Task to carry out
Single out the lines that include the word "screenshot". Copy them.

Task material

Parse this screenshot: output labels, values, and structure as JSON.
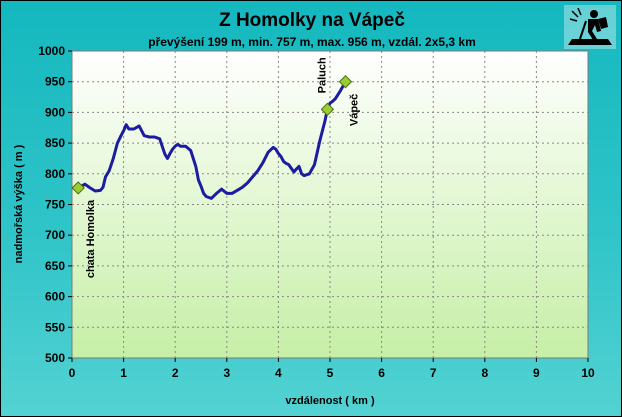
{
  "title": "Z Homolky na Vápeč",
  "subtitle": "převýšení 199 m, min. 757 m, max. 956 m, vzdál. 2x5,3 km",
  "logo_icon": "hiker-logo-icon",
  "chart_data": {
    "type": "line",
    "title": "Z Homolky na Vápeč",
    "subtitle": "převýšení 199 m, min. 757 m, max. 956 m, vzdál. 2x5,3 km",
    "xlabel": "vzdálenost ( km )",
    "ylabel": "nadmořská výška ( m )",
    "xlim": [
      0,
      10
    ],
    "ylim": [
      500,
      1000
    ],
    "xticks": [
      "0",
      "1",
      "2",
      "3",
      "4",
      "5",
      "6",
      "7",
      "8",
      "9",
      "10"
    ],
    "yticks": [
      "500",
      "550",
      "600",
      "650",
      "700",
      "750",
      "800",
      "850",
      "900",
      "950",
      "1000"
    ],
    "grid": true,
    "line_color": "#1c1ca0",
    "marker_color": "#9acd32",
    "series": [
      {
        "x": [
          0.12,
          0.25,
          0.35,
          0.45,
          0.55,
          0.6,
          0.65,
          0.72,
          0.8,
          0.88,
          0.95,
          1.0,
          1.05,
          1.1,
          1.2,
          1.3,
          1.4,
          1.5,
          1.6,
          1.7,
          1.8,
          1.85,
          1.9,
          1.95,
          2.0,
          2.05,
          2.1,
          2.2,
          2.3,
          2.4,
          2.45,
          2.5,
          2.55,
          2.6,
          2.7,
          2.8,
          2.9,
          3.0,
          3.1,
          3.2,
          3.3,
          3.4,
          3.5,
          3.6,
          3.7,
          3.8,
          3.9,
          3.95,
          4.0,
          4.05,
          4.1,
          4.15,
          4.2,
          4.3,
          4.35,
          4.4,
          4.45,
          4.5,
          4.6,
          4.7,
          4.8,
          4.9,
          4.95,
          5.0,
          5.05,
          5.1,
          5.2,
          5.3
        ],
        "y": [
          777,
          783,
          777,
          772,
          773,
          778,
          795,
          805,
          825,
          850,
          862,
          870,
          880,
          873,
          873,
          878,
          862,
          860,
          860,
          857,
          832,
          825,
          833,
          840,
          845,
          848,
          845,
          845,
          838,
          812,
          790,
          780,
          768,
          763,
          760,
          768,
          775,
          768,
          768,
          773,
          778,
          785,
          795,
          805,
          818,
          835,
          843,
          840,
          833,
          828,
          820,
          817,
          815,
          803,
          808,
          812,
          800,
          797,
          800,
          815,
          853,
          885,
          905,
          915,
          918,
          922,
          935,
          950
        ]
      }
    ],
    "markers": [
      {
        "x": 0.12,
        "y": 777,
        "label": "chata Homolka"
      },
      {
        "x": 4.95,
        "y": 905,
        "label": "Paluch"
      },
      {
        "x": 5.3,
        "y": 950,
        "label": "Vápeč"
      }
    ]
  }
}
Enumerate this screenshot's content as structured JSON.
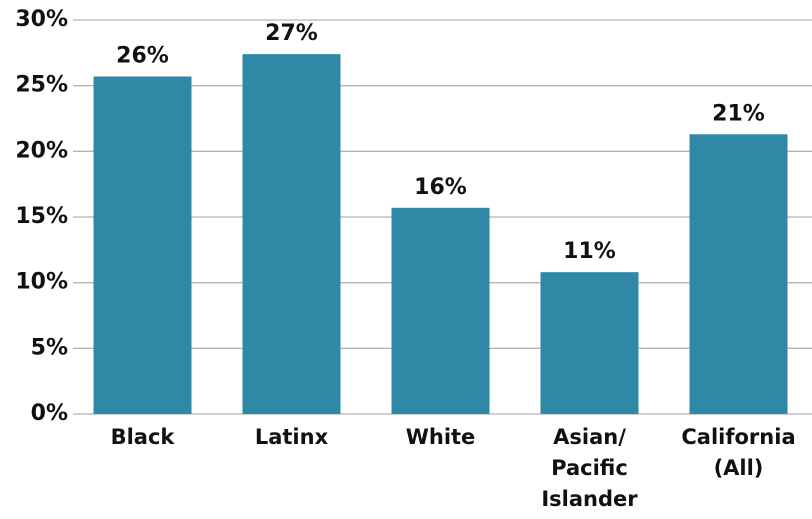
{
  "chart_data": {
    "type": "bar",
    "categories": [
      "Black",
      "Latinx",
      "White",
      "Asian/\nPacific\nIslander",
      "California\n(All)"
    ],
    "values": [
      25.7,
      27.4,
      15.7,
      10.8,
      21.3
    ],
    "value_labels": [
      "26%",
      "27%",
      "16%",
      "11%",
      "21%"
    ],
    "color": "#2e88a6",
    "ylim": [
      0,
      30
    ],
    "yticks": [
      {
        "value": 0,
        "label": "0%"
      },
      {
        "value": 5,
        "label": "5%"
      },
      {
        "value": 10,
        "label": "10%"
      },
      {
        "value": 15,
        "label": "15%"
      },
      {
        "value": 20,
        "label": "20%"
      },
      {
        "value": 25,
        "label": "25%"
      },
      {
        "value": 30,
        "label": "30%"
      }
    ],
    "grid": true
  }
}
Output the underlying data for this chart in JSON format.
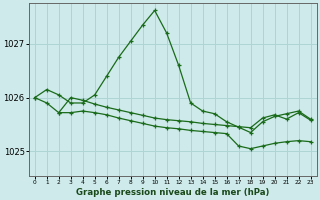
{
  "title": "Graphe pression niveau de la mer (hPa)",
  "background_color": "#ceeaea",
  "grid_color": "#aed4d4",
  "line_color": "#1a6b1a",
  "x_min": 0,
  "x_max": 23,
  "y_ticks": [
    1025,
    1026,
    1027
  ],
  "y_min": 1024.55,
  "y_max": 1027.75,
  "series1_x": [
    0,
    1,
    2,
    3,
    4,
    5,
    6,
    7,
    8,
    9,
    10,
    11,
    12,
    13,
    14,
    15,
    16,
    17,
    18,
    19,
    20,
    21,
    22,
    23
  ],
  "series1_y": [
    1026.0,
    1026.15,
    1026.05,
    1025.9,
    1025.9,
    1026.05,
    1026.4,
    1026.75,
    1027.05,
    1027.35,
    1027.62,
    1027.2,
    1026.6,
    1025.9,
    1025.75,
    1025.7,
    1025.55,
    1025.45,
    1025.35,
    1025.55,
    1025.65,
    1025.7,
    1025.75,
    1025.6
  ],
  "series2_x": [
    0,
    1,
    2,
    3,
    4,
    5,
    6,
    7,
    8,
    9,
    10,
    11,
    12,
    13,
    14,
    15,
    16,
    17,
    18,
    19,
    20,
    21,
    22,
    23
  ],
  "series2_y": [
    1026.0,
    1025.9,
    1025.72,
    1025.72,
    1025.75,
    1025.72,
    1025.68,
    1025.62,
    1025.57,
    1025.52,
    1025.47,
    1025.44,
    1025.42,
    1025.39,
    1025.37,
    1025.35,
    1025.33,
    1025.1,
    1025.05,
    1025.1,
    1025.15,
    1025.18,
    1025.2,
    1025.18
  ],
  "series3_x": [
    2,
    3,
    4,
    5,
    6,
    7,
    8,
    9,
    10,
    11,
    12,
    13,
    14,
    15,
    16,
    17,
    18,
    19,
    20,
    21,
    22,
    23
  ],
  "series3_y": [
    1025.72,
    1026.0,
    1025.95,
    1025.88,
    1025.82,
    1025.77,
    1025.72,
    1025.67,
    1025.62,
    1025.59,
    1025.57,
    1025.55,
    1025.52,
    1025.5,
    1025.48,
    1025.46,
    1025.44,
    1025.62,
    1025.68,
    1025.6,
    1025.72,
    1025.58
  ]
}
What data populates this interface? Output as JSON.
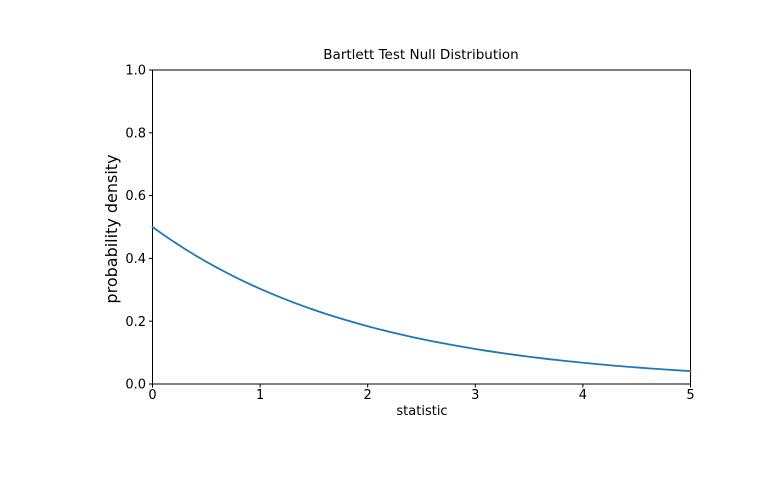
{
  "figure": {
    "background": "#ffffff"
  },
  "chart_data": {
    "type": "line",
    "title": "Bartlett Test Null Distribution",
    "xlabel": "statistic",
    "ylabel": "probability density",
    "xlim": [
      0,
      5
    ],
    "ylim": [
      0.0,
      1.0
    ],
    "grid": false,
    "legend": null,
    "axes_color": "#000000",
    "text_color": "#000000",
    "xticks": {
      "values": [
        0,
        1,
        2,
        3,
        4,
        5
      ],
      "labels": [
        "0",
        "1",
        "2",
        "3",
        "4",
        "5"
      ]
    },
    "yticks": {
      "values": [
        0.0,
        0.2,
        0.4,
        0.6,
        0.8,
        1.0
      ],
      "labels": [
        "0.0",
        "0.2",
        "0.4",
        "0.6",
        "0.8",
        "1.0"
      ]
    },
    "series": [
      {
        "color": "#1f77b4",
        "line_width": 1.8,
        "x": [
          0.0,
          0.1,
          0.2,
          0.3,
          0.4,
          0.5,
          0.6,
          0.7,
          0.8,
          0.9,
          1.0,
          1.1,
          1.2,
          1.3,
          1.4,
          1.5,
          1.6,
          1.7,
          1.8,
          1.9,
          2.0,
          2.1,
          2.2,
          2.3,
          2.4,
          2.5,
          2.6,
          2.7,
          2.8,
          2.9,
          3.0,
          3.1,
          3.2,
          3.3,
          3.4,
          3.5,
          3.6,
          3.7,
          3.8,
          3.9,
          4.0,
          4.1,
          4.2,
          4.3,
          4.4,
          4.5,
          4.6,
          4.7,
          4.8,
          4.9,
          5.0
        ],
        "y": [
          0.5,
          0.47561,
          0.45242,
          0.43035,
          0.40937,
          0.3894,
          0.37041,
          0.35234,
          0.33516,
          0.31881,
          0.30327,
          0.28847,
          0.27441,
          0.26102,
          0.24829,
          0.23618,
          0.22466,
          0.21371,
          0.20328,
          0.19337,
          0.18394,
          0.17497,
          0.16644,
          0.15832,
          0.1506,
          0.14325,
          0.13627,
          0.12962,
          0.1233,
          0.11729,
          0.11157,
          0.10612,
          0.10095,
          0.09602,
          0.09134,
          0.08689,
          0.08265,
          0.07862,
          0.07478,
          0.07114,
          0.06767,
          0.06437,
          0.06123,
          0.05824,
          0.0554,
          0.0527,
          0.05013,
          0.04768,
          0.04536,
          0.04315,
          0.04104
        ]
      }
    ]
  }
}
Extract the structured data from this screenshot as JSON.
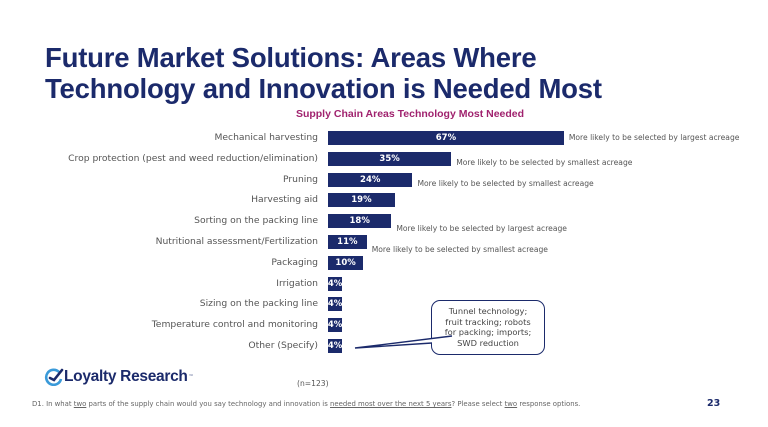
{
  "slide": {
    "title_line1": "Future Market Solutions: Areas Where",
    "title_line2": "Technology and Innovation is Needed Most",
    "subtitle": "Supply Chain Areas Technology Most Needed",
    "sample_size": "(n=123)",
    "footnote": {
      "part1": "D1. In what ",
      "u1": "two",
      "part2": " parts of the supply chain would you say technology and innovation is ",
      "u2": "needed most over the next 5 years",
      "part3": "? Please select ",
      "u3": "two",
      "part4": " response options."
    },
    "page_number": "23",
    "logo_text": "Loyalty Research",
    "logo_tm": "™",
    "callout_text_lines": [
      "Tunnel technology;",
      "fruit tracking; robots",
      "for packing; imports;",
      "SWD reduction"
    ]
  },
  "colors": {
    "bar": "#1b2a6b",
    "title": "#1b2a6b",
    "subtitle": "#a0226e",
    "logo_accent": "#3a9ad9"
  },
  "chart_data": {
    "type": "bar",
    "orientation": "horizontal",
    "title": "Supply Chain Areas Technology Most Needed",
    "xlabel": "",
    "ylabel": "",
    "categories": [
      "Mechanical harvesting",
      "Crop protection (pest and weed reduction/elimination)",
      "Pruning",
      "Harvesting aid",
      "Sorting on the packing line",
      "Nutritional assessment/Fertilization",
      "Packaging",
      "Irrigation",
      "Sizing on the packing line",
      "Temperature control and monitoring",
      "Other (Specify)"
    ],
    "values": [
      67,
      35,
      24,
      19,
      18,
      11,
      10,
      4,
      4,
      4,
      4
    ],
    "labels": [
      "67%",
      "35%",
      "24%",
      "19%",
      "18%",
      "11%",
      "10%",
      "4%",
      "4%",
      "4%",
      "4%"
    ],
    "annotations": [
      "More likely to be selected by largest acreage",
      "More likely to be selected by smallest acreage",
      "More likely to be selected by smallest acreage",
      "",
      "More likely to be selected by largest acreage",
      "More likely to be selected by smallest acreage",
      "",
      "",
      "",
      "",
      ""
    ],
    "callout": "Tunnel technology; fruit tracking; robots for packing; imports; SWD reduction",
    "unit": "%",
    "grid": false,
    "legend": false,
    "n": 123
  }
}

Response for this exercise
Parse this screenshot: output labels, values, and structure as JSON.
Enumerate this screenshot's content as structured JSON.
Extract the structured data from this screenshot as JSON.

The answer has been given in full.